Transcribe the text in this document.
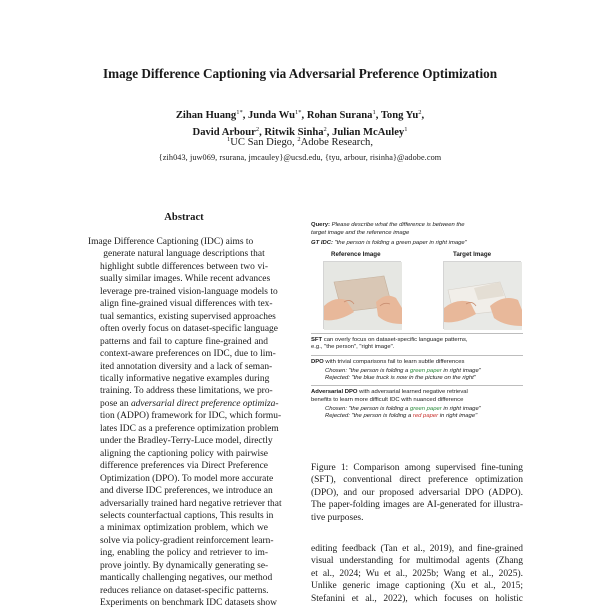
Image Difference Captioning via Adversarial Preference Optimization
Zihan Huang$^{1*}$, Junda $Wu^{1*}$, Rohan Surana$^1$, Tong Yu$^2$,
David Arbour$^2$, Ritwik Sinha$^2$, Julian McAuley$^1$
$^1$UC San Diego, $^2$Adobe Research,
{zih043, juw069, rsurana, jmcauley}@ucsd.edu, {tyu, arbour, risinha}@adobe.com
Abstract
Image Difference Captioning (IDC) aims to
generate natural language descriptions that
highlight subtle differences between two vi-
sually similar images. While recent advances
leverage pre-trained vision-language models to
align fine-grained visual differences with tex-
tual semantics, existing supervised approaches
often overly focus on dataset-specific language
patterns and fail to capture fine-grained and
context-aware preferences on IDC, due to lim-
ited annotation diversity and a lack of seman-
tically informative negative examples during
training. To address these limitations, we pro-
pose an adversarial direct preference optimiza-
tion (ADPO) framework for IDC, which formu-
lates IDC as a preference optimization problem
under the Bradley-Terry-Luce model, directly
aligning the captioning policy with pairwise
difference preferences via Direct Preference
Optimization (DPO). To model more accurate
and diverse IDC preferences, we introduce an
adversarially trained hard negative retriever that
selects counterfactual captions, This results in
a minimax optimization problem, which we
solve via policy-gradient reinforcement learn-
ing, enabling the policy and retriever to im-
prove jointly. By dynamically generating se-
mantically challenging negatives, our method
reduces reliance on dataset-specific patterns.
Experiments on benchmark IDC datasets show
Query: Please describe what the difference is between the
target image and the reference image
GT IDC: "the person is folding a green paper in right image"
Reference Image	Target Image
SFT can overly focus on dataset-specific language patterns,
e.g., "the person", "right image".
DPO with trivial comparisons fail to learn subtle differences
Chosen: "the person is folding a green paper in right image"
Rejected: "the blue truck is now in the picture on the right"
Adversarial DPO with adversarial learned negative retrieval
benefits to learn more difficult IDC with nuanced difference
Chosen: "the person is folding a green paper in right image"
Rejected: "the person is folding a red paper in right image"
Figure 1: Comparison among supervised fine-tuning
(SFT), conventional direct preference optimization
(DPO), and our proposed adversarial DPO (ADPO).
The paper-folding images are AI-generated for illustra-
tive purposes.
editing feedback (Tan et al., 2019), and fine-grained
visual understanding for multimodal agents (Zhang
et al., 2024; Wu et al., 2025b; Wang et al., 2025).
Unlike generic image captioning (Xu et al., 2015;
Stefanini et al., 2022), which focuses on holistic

※ ※ ※

# Work to complete
Find the lines with the string "ADPO" and reproduce them.

# Answer below
tion (ADPO) framework for IDC, which formu-
(DPO), and our proposed adversarial DPO (ADPO).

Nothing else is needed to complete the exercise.